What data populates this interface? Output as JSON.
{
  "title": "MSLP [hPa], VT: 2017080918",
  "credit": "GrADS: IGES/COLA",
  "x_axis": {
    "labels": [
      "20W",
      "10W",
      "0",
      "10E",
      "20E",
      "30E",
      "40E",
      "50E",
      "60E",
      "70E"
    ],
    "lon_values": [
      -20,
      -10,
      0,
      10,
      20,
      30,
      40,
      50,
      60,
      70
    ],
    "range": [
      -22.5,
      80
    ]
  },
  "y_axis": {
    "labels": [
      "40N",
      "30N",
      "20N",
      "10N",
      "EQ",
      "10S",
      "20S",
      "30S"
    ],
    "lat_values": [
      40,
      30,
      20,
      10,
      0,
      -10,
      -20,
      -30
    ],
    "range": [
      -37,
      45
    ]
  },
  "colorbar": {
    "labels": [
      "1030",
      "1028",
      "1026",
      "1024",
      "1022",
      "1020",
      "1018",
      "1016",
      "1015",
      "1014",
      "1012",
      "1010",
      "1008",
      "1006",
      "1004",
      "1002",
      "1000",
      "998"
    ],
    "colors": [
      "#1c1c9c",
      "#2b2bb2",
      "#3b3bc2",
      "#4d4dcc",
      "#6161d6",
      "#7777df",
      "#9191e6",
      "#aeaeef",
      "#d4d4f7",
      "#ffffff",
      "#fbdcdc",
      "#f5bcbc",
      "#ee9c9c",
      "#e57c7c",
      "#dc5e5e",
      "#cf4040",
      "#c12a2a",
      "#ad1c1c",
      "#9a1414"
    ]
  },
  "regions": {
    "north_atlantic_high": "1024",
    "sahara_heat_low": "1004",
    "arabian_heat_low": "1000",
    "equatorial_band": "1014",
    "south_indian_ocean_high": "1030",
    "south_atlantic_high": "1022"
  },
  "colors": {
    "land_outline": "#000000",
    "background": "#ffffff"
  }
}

———

(The problem) Write out the data again, exactly and in full.

(Result)
What data populates this interface? Output as JSON.
{
  "title": "MSLP [hPa], VT: 2017080918",
  "credit": "GrADS: IGES/COLA",
  "x_axis": {
    "labels": [
      "20W",
      "10W",
      "0",
      "10E",
      "20E",
      "30E",
      "40E",
      "50E",
      "60E",
      "70E"
    ],
    "lon_values": [
      -20,
      -10,
      0,
      10,
      20,
      30,
      40,
      50,
      60,
      70
    ],
    "range": [
      -22.5,
      80
    ]
  },
  "y_axis": {
    "labels": [
      "40N",
      "30N",
      "20N",
      "10N",
      "EQ",
      "10S",
      "20S",
      "30S"
    ],
    "lat_values": [
      40,
      30,
      20,
      10,
      0,
      -10,
      -20,
      -30
    ],
    "range": [
      -37,
      45
    ]
  },
  "colorbar": {
    "labels": [
      "1030",
      "1028",
      "1026",
      "1024",
      "1022",
      "1020",
      "1018",
      "1016",
      "1015",
      "1014",
      "1012",
      "1010",
      "1008",
      "1006",
      "1004",
      "1002",
      "1000",
      "998"
    ],
    "colors": [
      "#1c1c9c",
      "#2b2bb2",
      "#3b3bc2",
      "#4d4dcc",
      "#6161d6",
      "#7777df",
      "#9191e6",
      "#aeaeef",
      "#d4d4f7",
      "#ffffff",
      "#fbdcdc",
      "#f5bcbc",
      "#ee9c9c",
      "#e57c7c",
      "#dc5e5e",
      "#cf4040",
      "#c12a2a",
      "#ad1c1c",
      "#9a1414"
    ]
  },
  "regions": {
    "north_atlantic_high": "1024",
    "sahara_heat_low": "1004",
    "arabian_heat_low": "1000",
    "equatorial_band": "1014",
    "south_indian_ocean_high": "1030",
    "south_atlantic_high": "1022"
  },
  "colors": {
    "land_outline": "#000000",
    "background": "#ffffff"
  }
}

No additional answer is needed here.